→ **JOB A**: Give, as a numbered list with blank lines omitted, the rows starting with the line that contains "column-header-verify[interactable]: Verify <box>613" and going on through the line that contains "verify-checkbox[interactable] <box>633 132".

→ **TEXT SHOWN**:
— start —

Building a legacy for generations of alumni

Brick by brick, more than 280 alumni are making their mark on campus — just in time for SAIT's 100th birthday.

By donating to the SAIT Opportunities Fund, they will each have their names engraved on bricks in a donor wall in front of Heritage Hall.

Jim Fehr, alumnus and sheet metal instructor at SAIT, stands before Heritage Hall at the brick wall where his father’s name is engraved.

A family affair

The idea for the wall came from Jim Fehr, a SAIT alumnus who has worked at SAIT for 35 years; first in maintenance and for the past 13 years as a sheet metal instructor. He was inspired by the fundraising campaign for the 1988 Calgary Winter Olympics that encouraged donors to buy a personalized brick in Olympic Plaza. He brought this idea to the SAIT Alumni Board of Directors and the first bricks were sold in 1991. 

"I thought it would be a great fundraising idea for us," Fehr says. "When I finally saw SAIT's brick wall come up, that was something. I had to take a picture of my dad's brick to show it to him."

— end —

(Image region annotations)

— start —

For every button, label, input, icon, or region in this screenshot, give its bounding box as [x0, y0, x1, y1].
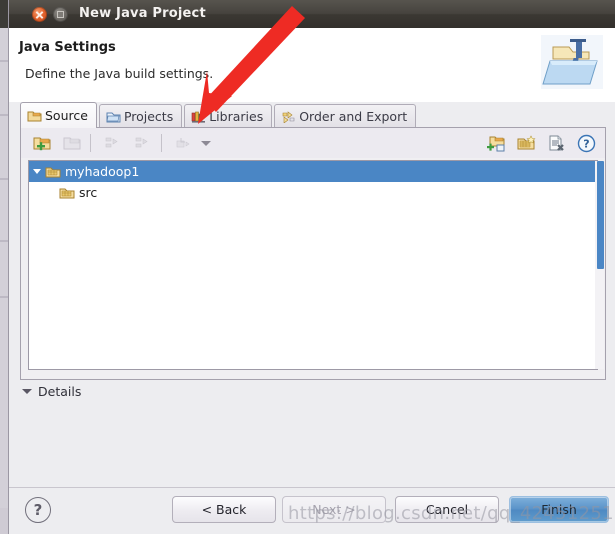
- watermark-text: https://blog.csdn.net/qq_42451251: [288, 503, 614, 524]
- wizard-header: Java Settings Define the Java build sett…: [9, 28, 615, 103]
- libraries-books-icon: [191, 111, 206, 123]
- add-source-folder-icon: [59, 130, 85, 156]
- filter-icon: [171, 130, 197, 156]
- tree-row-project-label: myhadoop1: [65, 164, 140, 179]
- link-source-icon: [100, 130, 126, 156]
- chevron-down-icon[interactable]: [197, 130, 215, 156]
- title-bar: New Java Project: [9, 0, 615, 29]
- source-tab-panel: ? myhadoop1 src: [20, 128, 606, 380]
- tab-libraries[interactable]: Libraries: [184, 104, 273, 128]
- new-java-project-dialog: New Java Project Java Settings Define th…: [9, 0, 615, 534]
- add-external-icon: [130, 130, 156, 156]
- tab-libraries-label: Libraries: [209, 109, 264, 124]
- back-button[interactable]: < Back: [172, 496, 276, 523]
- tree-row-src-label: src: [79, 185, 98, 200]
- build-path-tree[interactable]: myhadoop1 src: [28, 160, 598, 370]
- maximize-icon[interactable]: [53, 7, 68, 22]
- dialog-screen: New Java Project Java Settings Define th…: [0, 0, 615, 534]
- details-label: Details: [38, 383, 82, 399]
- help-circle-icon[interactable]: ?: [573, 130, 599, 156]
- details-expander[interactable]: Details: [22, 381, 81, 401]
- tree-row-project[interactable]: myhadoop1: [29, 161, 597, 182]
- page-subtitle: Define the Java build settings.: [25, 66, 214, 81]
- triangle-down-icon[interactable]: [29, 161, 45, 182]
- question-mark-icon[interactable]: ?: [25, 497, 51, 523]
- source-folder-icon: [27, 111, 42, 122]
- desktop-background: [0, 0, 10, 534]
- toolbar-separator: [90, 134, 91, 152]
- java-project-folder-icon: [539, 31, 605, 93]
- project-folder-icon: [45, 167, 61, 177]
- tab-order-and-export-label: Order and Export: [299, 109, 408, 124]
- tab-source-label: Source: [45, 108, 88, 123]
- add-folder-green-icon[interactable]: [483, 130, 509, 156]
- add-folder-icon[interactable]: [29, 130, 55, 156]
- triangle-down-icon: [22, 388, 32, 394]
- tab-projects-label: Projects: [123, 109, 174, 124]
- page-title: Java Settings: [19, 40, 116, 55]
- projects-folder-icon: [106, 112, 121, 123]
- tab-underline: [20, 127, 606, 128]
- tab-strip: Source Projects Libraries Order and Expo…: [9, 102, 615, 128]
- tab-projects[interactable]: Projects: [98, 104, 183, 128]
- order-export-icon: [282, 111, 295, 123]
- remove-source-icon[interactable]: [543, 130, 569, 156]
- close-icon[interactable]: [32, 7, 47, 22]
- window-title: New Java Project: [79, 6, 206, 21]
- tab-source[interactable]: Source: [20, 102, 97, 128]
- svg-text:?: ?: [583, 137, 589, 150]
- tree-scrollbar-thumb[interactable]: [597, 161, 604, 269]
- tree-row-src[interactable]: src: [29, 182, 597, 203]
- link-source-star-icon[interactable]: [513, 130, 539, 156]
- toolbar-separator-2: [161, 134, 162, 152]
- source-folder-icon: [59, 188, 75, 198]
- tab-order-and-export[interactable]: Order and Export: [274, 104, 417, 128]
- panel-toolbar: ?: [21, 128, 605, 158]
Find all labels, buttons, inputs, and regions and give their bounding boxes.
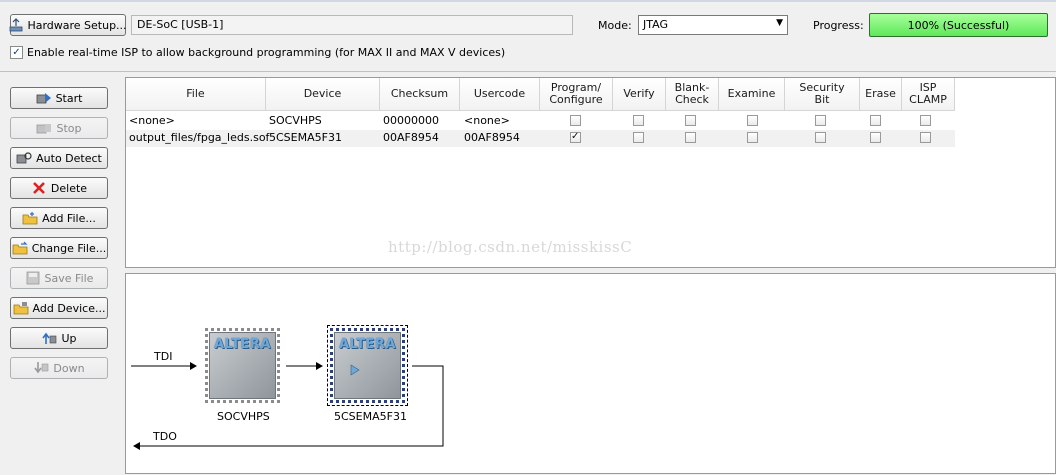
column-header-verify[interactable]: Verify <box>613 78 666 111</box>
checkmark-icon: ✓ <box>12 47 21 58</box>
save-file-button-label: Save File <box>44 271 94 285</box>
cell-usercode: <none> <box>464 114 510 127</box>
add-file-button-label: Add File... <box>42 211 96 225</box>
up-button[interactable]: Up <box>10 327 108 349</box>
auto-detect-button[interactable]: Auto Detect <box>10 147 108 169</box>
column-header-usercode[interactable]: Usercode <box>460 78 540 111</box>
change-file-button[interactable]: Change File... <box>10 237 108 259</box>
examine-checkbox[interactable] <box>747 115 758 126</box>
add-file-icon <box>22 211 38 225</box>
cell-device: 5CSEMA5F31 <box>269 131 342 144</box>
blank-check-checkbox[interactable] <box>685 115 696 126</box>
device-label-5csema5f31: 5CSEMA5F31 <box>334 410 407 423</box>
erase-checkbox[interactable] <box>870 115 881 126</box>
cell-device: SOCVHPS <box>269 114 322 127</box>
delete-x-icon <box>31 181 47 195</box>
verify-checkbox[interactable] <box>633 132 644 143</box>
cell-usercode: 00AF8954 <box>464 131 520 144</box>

— end —

→ **JOB B**: Can you write out the passage of the text on the SAIT alumni brick wall, starting with "Building a legacy" and going on through "of Heritage Hall."?

→ **CORRECT RESULT A**:
1. column-header-verify[interactable]: Verify <box>613 78 666 111</box>
2. checkmark-icon: ✓ <box>12 47 21 58</box>
3. save-file-button-label: Save File <box>44 271 94 285</box>
4. cell-usercode: <none> <box>464 114 510 127</box>
5. add-file-button-label: Add File... <box>42 211 96 225</box>
6. up-button[interactable]: Up <box>10 327 108 349</box>
7. auto-detect-button[interactable]: Auto Detect <box>10 147 108 169</box>
8. column-header-usercode[interactable]: Usercode <box>460 78 540 111</box>
9. change-file-button[interactable]: Change File... <box>10 237 108 259</box>
10. examine-checkbox[interactable] <box>747 115 758 126</box>
11. add-file-icon <box>22 211 38 225</box>
12. cell-device: 5CSEMA5F31 <box>269 131 342 144</box>
13. blank-check-checkbox[interactable] <box>685 115 696 126</box>
14. device-label-5csema5f31: 5CSEMA5F31 <box>334 410 407 423</box>
15. erase-checkbox[interactable] <box>870 115 881 126</box>
16. cell-device: SOCVHPS <box>269 114 322 127</box>
17. delete-x-icon <box>31 181 47 195</box>
18. verify-checkbox[interactable] <box>633 132 644 143</box>

→ **CORRECT RESULT B**:
Building a legacy for generations of alumni

Brick by brick, more than 280 alumni are making their mark on campus — just in time for SAIT's 100th birthday.

By donating to the SAIT Opportunities Fund, they will each have their names engraved on bricks in a donor wall in front of Heritage Hall.